◆ **Aim**:
From the entries that follow, pick out all lines holding "text".

◆ **Data supplied**:
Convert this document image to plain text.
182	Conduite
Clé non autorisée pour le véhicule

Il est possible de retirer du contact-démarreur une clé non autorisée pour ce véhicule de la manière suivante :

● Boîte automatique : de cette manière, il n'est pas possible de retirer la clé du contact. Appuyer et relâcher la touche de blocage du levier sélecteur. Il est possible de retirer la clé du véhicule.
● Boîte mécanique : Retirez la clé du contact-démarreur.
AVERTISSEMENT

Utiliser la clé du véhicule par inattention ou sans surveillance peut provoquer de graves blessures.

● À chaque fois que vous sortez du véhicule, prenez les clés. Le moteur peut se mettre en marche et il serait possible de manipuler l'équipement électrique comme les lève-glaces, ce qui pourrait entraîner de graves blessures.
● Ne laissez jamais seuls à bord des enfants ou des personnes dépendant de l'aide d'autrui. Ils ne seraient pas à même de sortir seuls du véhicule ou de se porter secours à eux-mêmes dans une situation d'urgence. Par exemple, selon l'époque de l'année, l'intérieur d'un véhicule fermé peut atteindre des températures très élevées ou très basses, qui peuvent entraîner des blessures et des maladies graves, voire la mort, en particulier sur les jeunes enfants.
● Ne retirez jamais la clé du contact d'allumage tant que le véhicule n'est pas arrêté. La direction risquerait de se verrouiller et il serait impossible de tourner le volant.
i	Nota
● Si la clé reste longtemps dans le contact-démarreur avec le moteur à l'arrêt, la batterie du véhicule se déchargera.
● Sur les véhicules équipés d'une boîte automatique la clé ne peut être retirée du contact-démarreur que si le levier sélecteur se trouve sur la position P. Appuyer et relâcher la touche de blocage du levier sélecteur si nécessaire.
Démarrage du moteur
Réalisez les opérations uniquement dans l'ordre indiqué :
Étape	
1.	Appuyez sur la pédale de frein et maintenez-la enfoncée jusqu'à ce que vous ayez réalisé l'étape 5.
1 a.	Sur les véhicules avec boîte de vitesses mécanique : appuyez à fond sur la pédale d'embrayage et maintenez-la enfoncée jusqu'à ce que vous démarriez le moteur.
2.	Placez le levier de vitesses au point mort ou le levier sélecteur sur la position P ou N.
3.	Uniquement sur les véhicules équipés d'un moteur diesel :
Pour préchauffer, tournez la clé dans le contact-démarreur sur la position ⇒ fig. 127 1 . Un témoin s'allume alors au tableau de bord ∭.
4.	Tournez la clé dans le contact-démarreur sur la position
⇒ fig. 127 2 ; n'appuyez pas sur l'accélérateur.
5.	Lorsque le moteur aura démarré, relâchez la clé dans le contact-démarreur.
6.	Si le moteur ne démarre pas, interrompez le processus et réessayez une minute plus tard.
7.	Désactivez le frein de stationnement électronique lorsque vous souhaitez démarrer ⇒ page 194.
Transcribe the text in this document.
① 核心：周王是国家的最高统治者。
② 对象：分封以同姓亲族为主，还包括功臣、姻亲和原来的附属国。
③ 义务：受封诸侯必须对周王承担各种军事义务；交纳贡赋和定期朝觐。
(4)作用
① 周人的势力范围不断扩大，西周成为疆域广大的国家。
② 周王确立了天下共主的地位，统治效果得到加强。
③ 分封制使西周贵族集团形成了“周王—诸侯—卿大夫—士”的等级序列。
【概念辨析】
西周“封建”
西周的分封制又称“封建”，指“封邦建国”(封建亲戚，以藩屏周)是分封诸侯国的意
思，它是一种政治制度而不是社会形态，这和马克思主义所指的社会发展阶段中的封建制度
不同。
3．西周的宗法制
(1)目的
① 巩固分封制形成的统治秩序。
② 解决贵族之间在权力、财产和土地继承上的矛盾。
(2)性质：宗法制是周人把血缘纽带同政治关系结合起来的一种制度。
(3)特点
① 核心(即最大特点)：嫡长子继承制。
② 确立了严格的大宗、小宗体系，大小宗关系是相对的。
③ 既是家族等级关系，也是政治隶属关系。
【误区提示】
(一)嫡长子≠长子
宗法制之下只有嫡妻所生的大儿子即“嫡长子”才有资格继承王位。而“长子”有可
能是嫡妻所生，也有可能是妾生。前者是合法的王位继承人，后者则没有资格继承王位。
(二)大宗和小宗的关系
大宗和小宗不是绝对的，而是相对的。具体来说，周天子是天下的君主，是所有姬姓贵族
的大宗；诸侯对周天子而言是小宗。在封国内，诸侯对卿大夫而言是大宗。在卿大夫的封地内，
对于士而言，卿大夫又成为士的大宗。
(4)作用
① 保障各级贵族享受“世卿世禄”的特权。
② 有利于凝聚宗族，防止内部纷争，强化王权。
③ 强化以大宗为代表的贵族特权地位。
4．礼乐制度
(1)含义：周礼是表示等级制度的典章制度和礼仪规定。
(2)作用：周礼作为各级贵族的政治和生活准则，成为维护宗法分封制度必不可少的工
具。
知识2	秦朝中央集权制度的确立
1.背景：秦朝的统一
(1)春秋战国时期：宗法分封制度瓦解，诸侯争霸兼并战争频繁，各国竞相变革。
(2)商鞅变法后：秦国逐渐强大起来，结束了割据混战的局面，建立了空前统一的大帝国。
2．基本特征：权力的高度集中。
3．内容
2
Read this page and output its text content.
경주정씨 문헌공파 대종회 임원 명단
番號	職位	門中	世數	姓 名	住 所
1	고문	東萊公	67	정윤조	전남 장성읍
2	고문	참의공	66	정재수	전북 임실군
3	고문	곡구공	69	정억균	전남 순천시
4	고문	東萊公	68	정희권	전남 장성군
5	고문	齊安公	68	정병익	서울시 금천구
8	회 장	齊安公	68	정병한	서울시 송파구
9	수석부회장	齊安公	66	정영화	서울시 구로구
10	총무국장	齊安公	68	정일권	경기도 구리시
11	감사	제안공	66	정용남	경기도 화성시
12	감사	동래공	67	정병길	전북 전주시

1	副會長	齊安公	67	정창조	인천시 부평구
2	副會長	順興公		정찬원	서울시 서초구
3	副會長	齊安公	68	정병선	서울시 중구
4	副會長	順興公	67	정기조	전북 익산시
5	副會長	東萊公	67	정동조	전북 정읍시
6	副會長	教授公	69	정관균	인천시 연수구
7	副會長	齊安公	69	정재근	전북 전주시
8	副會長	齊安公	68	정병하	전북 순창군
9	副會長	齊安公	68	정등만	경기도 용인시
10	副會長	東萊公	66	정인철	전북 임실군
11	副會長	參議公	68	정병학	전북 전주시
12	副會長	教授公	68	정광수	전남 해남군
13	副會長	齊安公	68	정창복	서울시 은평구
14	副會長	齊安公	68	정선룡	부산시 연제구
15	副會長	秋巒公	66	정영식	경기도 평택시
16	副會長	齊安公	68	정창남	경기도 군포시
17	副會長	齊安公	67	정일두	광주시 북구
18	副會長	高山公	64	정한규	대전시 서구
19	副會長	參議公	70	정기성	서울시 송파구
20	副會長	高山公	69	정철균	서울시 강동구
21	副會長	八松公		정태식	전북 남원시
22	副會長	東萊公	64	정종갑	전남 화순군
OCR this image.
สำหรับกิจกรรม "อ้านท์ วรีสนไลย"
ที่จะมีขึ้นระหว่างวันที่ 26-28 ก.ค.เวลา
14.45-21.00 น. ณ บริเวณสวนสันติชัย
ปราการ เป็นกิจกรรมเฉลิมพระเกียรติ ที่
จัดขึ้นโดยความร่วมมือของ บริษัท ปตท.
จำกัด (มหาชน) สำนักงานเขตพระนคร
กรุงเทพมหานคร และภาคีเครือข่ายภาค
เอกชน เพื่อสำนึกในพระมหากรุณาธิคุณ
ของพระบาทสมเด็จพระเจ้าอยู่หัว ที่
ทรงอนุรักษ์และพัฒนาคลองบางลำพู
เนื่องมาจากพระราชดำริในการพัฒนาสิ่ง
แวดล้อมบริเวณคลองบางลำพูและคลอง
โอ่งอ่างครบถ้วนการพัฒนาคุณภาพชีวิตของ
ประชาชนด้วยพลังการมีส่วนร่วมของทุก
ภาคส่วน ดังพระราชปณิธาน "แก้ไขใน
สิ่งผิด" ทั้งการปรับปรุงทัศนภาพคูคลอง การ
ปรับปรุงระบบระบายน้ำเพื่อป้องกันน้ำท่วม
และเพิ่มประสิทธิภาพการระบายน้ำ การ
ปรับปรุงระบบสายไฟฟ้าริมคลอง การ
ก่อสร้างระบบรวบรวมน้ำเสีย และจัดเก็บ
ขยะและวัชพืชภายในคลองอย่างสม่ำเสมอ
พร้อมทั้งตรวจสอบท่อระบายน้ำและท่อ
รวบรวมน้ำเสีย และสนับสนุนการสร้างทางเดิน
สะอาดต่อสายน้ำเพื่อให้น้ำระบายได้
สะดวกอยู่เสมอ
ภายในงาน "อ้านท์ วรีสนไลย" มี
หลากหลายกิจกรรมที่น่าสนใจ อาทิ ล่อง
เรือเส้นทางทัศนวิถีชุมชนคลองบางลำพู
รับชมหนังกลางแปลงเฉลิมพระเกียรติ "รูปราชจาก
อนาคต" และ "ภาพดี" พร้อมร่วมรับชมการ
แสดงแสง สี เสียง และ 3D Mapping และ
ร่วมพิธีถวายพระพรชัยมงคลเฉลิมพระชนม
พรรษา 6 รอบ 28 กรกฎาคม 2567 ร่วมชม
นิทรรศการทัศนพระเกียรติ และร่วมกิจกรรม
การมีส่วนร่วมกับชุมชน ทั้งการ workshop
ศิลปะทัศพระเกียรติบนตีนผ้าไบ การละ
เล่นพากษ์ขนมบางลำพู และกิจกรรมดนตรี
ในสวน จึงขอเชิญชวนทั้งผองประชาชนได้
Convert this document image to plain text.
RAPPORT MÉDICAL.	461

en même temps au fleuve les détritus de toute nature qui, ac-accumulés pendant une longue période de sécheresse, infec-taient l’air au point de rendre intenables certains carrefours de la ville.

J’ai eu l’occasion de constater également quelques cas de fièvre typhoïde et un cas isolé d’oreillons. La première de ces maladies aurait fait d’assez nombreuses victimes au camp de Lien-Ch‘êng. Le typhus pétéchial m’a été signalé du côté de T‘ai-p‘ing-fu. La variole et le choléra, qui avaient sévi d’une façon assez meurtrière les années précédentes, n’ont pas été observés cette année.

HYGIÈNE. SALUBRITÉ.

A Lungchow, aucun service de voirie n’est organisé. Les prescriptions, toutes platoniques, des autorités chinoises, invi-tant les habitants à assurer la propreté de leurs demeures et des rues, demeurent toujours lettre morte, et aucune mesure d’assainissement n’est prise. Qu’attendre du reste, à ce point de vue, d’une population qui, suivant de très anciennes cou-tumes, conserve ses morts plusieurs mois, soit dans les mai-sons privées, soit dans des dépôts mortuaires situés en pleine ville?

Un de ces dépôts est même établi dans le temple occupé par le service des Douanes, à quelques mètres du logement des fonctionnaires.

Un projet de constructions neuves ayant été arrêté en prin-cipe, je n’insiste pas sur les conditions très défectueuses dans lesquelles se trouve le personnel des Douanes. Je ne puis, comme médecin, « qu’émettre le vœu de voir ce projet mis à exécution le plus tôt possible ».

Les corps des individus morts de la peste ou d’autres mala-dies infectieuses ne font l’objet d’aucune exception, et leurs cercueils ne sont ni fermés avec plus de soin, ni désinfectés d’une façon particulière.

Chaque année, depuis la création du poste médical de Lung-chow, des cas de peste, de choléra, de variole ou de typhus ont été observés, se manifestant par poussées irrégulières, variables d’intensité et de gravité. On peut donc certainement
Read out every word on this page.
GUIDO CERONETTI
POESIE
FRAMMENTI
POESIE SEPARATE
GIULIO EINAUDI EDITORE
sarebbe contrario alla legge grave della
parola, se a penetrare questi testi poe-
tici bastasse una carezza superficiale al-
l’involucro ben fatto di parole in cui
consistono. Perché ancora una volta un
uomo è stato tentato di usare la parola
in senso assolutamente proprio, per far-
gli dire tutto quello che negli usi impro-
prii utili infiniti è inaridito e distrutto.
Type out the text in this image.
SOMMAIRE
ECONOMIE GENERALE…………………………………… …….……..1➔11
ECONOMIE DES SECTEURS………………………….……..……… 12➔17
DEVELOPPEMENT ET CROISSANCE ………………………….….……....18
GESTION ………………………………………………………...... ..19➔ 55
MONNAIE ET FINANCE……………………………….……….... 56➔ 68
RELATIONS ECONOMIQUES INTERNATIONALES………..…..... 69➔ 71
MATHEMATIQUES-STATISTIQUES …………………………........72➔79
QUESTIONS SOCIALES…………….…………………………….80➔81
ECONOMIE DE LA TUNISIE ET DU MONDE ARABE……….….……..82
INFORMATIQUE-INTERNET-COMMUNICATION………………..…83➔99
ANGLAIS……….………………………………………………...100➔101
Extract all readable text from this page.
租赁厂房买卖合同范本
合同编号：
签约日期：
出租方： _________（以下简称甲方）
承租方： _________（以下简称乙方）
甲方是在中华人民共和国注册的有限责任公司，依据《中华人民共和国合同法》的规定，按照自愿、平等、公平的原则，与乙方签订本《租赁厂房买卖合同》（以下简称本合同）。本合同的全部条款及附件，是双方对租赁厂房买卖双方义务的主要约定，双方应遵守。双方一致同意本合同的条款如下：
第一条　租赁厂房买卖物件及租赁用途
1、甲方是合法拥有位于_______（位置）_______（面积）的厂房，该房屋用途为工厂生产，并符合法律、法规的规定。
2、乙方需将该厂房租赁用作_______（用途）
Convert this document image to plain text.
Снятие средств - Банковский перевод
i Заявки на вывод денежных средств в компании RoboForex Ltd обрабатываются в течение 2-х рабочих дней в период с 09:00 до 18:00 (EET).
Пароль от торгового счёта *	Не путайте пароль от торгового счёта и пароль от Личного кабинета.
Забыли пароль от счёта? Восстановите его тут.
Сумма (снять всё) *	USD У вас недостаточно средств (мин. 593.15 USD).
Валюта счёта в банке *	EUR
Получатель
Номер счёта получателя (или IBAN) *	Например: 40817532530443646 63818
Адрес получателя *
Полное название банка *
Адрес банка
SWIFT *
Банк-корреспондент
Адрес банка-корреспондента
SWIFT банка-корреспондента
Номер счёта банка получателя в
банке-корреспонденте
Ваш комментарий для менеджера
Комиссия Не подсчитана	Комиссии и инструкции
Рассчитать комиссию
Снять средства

◆ **Result of this task**:
Convert this document image to plain text.
Transcribe the text in this document.
Read this page and output its text content.
Convert this document image to plain text.
Type out the text in this image.
Extract all readable text from this page.
Convert this document image to plain text.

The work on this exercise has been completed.